### [Challenge]
Set down the items from the start of the records through the line containing "player-row[interactable]: Neost Oaltie", including that line, and copy each one exactly as it appears.

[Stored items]

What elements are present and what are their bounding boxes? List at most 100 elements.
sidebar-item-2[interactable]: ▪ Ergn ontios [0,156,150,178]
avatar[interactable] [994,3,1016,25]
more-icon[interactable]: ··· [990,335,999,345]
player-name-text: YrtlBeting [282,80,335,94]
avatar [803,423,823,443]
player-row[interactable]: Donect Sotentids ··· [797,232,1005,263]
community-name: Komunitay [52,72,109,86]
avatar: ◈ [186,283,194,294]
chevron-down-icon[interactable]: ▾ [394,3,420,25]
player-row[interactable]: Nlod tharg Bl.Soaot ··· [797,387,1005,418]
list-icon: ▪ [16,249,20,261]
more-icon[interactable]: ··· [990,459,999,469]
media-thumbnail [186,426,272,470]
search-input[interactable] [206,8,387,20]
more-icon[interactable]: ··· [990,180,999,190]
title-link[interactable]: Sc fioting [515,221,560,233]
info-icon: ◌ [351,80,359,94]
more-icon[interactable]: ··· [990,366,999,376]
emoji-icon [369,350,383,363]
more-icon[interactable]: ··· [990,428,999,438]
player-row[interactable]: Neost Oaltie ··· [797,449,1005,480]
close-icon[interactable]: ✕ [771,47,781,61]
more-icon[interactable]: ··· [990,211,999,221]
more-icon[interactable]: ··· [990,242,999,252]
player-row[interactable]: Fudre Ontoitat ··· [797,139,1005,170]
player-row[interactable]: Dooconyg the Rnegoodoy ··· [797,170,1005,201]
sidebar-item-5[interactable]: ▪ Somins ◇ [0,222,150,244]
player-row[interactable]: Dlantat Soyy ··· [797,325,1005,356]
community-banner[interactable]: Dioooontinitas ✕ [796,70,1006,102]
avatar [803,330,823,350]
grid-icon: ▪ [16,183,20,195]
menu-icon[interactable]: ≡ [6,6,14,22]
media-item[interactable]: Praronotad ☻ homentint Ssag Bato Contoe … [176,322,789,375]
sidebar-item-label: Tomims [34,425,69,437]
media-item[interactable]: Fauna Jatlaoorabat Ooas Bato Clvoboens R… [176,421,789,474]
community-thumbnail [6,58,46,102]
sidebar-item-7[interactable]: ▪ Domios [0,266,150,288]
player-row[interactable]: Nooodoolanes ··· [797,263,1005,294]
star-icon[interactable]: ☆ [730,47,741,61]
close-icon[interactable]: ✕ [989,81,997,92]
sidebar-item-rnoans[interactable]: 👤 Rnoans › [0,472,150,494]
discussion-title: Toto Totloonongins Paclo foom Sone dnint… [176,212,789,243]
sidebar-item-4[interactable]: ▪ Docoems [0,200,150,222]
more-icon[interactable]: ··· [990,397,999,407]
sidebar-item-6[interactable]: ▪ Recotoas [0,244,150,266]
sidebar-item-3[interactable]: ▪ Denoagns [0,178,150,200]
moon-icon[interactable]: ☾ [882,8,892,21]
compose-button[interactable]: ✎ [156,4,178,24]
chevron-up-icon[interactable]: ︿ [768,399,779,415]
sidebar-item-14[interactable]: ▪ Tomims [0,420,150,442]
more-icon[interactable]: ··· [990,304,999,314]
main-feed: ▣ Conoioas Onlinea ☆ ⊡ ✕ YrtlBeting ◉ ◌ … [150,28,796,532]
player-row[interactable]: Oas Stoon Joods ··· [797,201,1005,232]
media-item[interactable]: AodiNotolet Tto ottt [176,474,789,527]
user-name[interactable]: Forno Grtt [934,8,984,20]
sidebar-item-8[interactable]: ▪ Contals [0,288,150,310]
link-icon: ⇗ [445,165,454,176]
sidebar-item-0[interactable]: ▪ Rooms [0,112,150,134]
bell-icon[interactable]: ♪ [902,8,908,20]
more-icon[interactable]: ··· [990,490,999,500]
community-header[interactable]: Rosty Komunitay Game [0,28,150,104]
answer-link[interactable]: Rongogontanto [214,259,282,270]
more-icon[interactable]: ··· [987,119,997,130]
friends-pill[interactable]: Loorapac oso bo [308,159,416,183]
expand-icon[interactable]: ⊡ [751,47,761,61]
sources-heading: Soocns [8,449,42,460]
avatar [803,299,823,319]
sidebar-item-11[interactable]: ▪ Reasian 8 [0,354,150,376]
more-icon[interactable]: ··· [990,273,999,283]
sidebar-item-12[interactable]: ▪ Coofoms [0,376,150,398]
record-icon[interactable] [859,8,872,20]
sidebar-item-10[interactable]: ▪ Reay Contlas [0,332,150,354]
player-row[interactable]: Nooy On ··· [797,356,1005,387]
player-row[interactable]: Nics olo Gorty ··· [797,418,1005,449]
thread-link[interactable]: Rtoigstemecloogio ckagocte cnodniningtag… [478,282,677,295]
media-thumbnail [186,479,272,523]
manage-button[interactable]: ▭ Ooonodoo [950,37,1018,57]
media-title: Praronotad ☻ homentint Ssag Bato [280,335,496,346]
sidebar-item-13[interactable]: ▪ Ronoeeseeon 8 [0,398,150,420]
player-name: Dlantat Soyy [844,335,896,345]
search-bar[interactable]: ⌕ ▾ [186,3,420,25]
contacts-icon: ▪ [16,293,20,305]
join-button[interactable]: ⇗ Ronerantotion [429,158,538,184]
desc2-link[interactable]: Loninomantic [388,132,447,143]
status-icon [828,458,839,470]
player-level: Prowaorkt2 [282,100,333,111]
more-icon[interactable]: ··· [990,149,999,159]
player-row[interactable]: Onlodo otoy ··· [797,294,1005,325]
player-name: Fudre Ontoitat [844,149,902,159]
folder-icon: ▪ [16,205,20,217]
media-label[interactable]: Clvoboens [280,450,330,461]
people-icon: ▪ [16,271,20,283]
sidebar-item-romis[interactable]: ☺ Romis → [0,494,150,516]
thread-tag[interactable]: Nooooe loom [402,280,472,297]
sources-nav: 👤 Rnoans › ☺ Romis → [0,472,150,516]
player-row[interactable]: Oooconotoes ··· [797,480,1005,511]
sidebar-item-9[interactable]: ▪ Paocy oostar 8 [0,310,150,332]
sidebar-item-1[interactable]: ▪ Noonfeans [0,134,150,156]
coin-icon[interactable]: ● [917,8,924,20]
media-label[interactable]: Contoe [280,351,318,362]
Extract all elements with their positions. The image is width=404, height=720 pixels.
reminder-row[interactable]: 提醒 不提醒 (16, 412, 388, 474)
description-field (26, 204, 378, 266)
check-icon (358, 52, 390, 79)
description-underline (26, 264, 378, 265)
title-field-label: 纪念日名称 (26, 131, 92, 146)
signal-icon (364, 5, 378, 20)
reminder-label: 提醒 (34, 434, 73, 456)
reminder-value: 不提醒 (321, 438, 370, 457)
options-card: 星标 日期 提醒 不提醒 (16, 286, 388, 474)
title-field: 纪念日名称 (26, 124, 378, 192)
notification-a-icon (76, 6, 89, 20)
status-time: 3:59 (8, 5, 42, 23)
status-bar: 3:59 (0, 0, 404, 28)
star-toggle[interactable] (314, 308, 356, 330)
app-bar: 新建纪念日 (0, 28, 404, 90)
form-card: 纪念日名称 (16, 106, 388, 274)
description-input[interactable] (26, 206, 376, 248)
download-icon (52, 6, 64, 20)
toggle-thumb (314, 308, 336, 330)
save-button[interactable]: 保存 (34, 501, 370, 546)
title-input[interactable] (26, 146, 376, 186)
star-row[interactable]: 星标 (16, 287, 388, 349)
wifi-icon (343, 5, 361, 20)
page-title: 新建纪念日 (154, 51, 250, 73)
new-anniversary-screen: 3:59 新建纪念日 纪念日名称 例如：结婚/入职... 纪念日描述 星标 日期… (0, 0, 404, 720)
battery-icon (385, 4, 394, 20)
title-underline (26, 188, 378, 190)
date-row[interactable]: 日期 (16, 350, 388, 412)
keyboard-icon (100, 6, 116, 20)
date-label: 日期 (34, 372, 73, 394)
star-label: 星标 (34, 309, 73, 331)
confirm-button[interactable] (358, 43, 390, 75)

### [Exercise result]
What elements are present and what are their bounding boxes? List at most 100 elements.
sidebar-item-2[interactable]: ▪ Ergn ontios [0,156,150,178]
avatar[interactable] [994,3,1016,25]
more-icon[interactable]: ··· [990,335,999,345]
player-name-text: YrtlBeting [282,80,335,94]
avatar [803,423,823,443]
player-row[interactable]: Donect Sotentids ··· [797,232,1005,263]
community-name: Komunitay [52,72,109,86]
avatar: ◈ [186,283,194,294]
chevron-down-icon[interactable]: ▾ [394,3,420,25]
player-row[interactable]: Nlod tharg Bl.Soaot ··· [797,387,1005,418]
list-icon: ▪ [16,249,20,261]
more-icon[interactable]: ··· [990,459,999,469]
media-thumbnail [186,426,272,470]
search-input[interactable] [206,8,387,20]
more-icon[interactable]: ··· [990,180,999,190]
title-link[interactable]: Sc fioting [515,221,560,233]
info-icon: ◌ [351,80,359,94]
more-icon[interactable]: ··· [990,366,999,376]
emoji-icon [369,350,383,363]
more-icon[interactable]: ··· [990,428,999,438]
player-row[interactable]: Neost Oaltie ··· [797,449,1005,480]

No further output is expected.